— What this task involves —
Scan the records below. Copy every line in which the word "Billing" appears.

— Source material —

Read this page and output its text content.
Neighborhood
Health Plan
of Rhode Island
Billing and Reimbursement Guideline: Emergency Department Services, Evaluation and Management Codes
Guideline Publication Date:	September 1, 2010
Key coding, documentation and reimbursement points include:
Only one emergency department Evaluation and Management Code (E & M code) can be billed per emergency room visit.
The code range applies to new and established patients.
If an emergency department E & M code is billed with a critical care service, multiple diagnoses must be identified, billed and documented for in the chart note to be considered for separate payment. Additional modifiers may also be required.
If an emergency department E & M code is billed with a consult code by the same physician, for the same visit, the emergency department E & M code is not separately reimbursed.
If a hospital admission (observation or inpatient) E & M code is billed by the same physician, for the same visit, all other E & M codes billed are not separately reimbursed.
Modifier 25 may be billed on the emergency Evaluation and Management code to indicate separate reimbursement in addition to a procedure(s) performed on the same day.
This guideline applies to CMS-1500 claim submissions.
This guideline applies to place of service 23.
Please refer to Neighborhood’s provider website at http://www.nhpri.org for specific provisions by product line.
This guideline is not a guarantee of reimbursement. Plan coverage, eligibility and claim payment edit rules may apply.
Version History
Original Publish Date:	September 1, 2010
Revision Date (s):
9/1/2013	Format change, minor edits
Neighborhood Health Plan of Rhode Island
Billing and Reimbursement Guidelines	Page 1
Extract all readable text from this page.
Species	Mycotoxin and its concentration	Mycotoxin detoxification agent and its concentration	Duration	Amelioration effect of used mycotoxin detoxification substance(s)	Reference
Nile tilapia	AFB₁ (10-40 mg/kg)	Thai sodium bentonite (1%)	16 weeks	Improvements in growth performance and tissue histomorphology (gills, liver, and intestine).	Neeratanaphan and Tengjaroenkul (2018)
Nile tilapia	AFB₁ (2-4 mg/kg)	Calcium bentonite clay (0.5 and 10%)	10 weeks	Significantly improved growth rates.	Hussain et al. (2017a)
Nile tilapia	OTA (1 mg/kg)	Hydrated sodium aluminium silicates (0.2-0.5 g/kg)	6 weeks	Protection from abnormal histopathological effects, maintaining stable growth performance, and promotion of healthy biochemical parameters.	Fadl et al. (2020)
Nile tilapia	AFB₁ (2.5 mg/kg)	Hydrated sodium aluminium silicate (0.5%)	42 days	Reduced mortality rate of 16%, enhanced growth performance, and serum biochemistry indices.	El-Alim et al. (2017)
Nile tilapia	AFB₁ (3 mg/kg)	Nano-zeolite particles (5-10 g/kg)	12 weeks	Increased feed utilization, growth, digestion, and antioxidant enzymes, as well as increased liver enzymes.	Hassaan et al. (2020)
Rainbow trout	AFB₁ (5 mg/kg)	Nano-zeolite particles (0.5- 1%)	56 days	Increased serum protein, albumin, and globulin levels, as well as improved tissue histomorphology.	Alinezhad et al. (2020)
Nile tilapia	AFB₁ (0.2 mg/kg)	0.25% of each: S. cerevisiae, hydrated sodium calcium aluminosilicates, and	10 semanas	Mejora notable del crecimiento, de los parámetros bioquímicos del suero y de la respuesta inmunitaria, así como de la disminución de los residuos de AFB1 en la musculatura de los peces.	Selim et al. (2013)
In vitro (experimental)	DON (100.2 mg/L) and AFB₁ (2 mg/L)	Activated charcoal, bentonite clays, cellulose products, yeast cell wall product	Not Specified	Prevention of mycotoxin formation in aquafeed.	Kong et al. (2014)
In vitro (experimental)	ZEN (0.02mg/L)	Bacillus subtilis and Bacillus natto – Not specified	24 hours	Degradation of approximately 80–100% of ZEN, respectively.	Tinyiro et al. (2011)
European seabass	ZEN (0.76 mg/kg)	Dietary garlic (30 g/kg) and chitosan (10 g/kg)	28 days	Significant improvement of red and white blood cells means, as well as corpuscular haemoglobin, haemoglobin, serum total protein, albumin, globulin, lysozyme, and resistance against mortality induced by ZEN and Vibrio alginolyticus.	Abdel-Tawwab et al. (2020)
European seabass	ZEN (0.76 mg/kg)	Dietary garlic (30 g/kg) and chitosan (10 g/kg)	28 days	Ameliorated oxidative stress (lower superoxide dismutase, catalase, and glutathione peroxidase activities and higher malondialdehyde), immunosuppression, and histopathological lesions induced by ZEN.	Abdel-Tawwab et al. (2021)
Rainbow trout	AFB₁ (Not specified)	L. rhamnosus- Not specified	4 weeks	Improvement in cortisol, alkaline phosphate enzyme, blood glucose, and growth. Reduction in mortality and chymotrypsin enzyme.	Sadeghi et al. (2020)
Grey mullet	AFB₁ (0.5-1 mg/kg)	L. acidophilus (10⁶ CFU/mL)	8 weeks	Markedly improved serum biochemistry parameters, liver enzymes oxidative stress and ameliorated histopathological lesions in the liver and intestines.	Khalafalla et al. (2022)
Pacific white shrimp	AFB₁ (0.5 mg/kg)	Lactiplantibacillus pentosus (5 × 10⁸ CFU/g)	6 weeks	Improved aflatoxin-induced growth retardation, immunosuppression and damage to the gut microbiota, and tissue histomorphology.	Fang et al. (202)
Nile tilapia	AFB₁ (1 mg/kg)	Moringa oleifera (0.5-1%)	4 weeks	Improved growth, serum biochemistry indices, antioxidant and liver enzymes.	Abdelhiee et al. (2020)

— Exercise answer —
Billing and Reimbursement Guideline: Emergency Department Services, Evaluation and Management Codes
Billing and Reimbursement Guidelines	Page 1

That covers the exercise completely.